> [Your assignment]:
Search the records for the string "doses", and show each line where it appears.

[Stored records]
Start of Block

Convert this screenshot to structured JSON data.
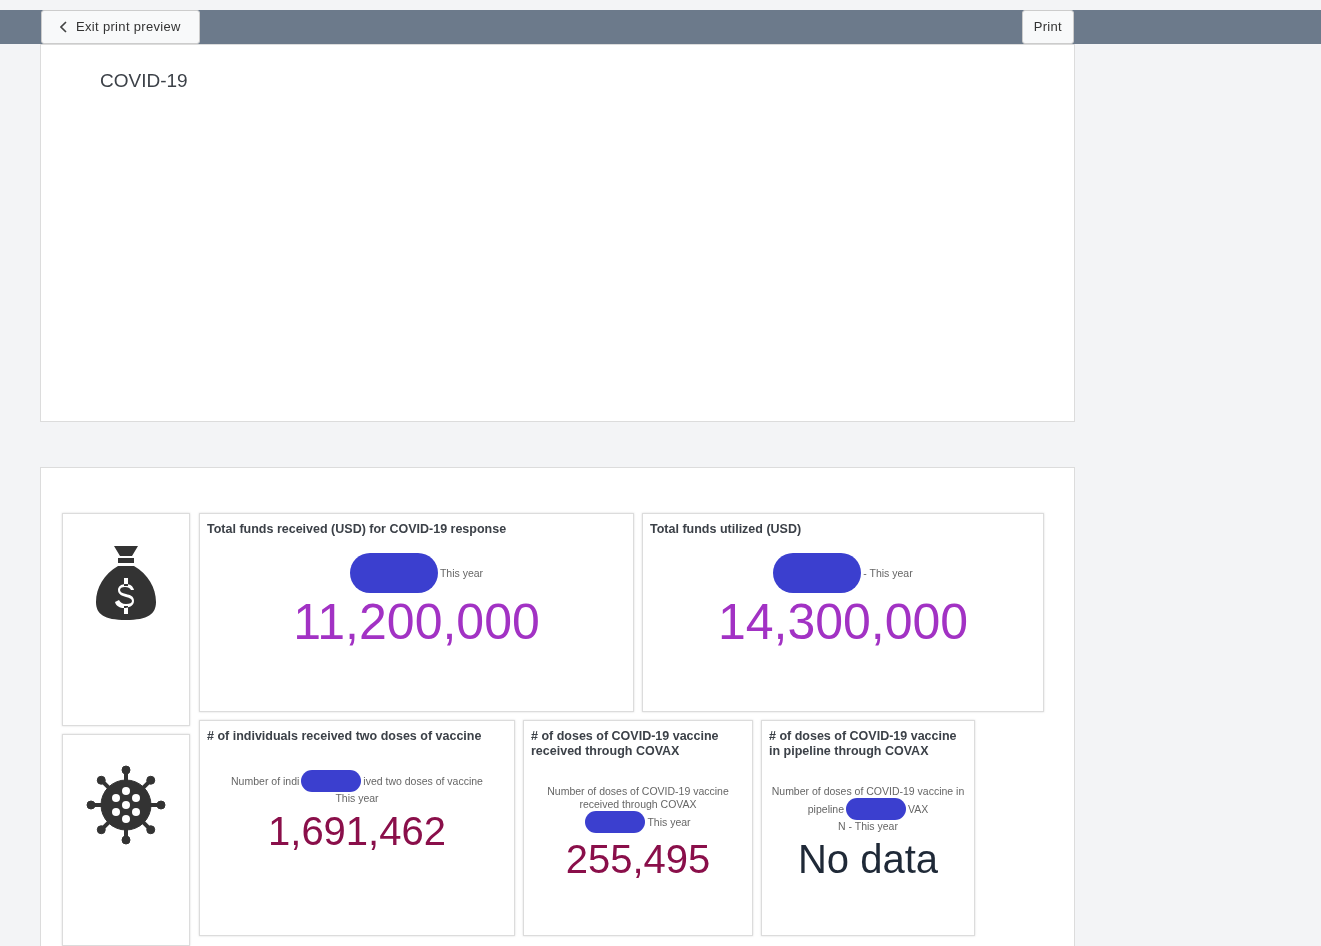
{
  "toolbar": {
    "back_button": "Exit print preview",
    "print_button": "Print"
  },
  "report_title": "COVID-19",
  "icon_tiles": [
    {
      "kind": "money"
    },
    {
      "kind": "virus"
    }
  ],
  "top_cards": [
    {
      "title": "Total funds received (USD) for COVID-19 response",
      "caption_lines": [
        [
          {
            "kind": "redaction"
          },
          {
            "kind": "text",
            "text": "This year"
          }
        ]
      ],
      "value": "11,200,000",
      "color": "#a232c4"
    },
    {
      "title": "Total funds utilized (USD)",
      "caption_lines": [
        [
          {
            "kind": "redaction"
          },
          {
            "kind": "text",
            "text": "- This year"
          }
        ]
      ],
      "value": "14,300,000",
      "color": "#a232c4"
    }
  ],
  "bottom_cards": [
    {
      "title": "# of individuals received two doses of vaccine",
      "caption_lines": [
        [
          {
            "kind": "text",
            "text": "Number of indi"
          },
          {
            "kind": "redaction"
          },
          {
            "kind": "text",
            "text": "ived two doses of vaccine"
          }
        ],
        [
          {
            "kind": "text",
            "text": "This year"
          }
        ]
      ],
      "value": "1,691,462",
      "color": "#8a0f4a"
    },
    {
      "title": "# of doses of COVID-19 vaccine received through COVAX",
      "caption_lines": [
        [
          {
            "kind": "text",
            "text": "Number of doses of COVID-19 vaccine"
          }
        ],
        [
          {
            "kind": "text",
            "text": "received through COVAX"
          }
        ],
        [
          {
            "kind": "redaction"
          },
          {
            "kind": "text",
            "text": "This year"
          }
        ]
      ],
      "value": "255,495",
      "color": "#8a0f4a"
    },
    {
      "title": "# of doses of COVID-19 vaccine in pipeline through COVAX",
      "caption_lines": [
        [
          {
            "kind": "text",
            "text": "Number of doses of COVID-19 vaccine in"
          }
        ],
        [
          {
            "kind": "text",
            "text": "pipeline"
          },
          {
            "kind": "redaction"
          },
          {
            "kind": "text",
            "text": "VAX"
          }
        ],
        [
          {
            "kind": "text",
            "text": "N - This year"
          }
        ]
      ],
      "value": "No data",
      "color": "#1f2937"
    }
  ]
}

End of Block

> [Result of the task]:
      "title": "# of individuals received two doses of vaccine",
            "text": "ived two doses of vaccine"
      "title": "# of doses of COVID-19 vaccine received through COVAX",
            "text": "Number of doses of COVID-19 vaccine"
      "title": "# of doses of COVID-19 vaccine in pipeline through COVAX",
            "text": "Number of doses of COVID-19 vaccine in"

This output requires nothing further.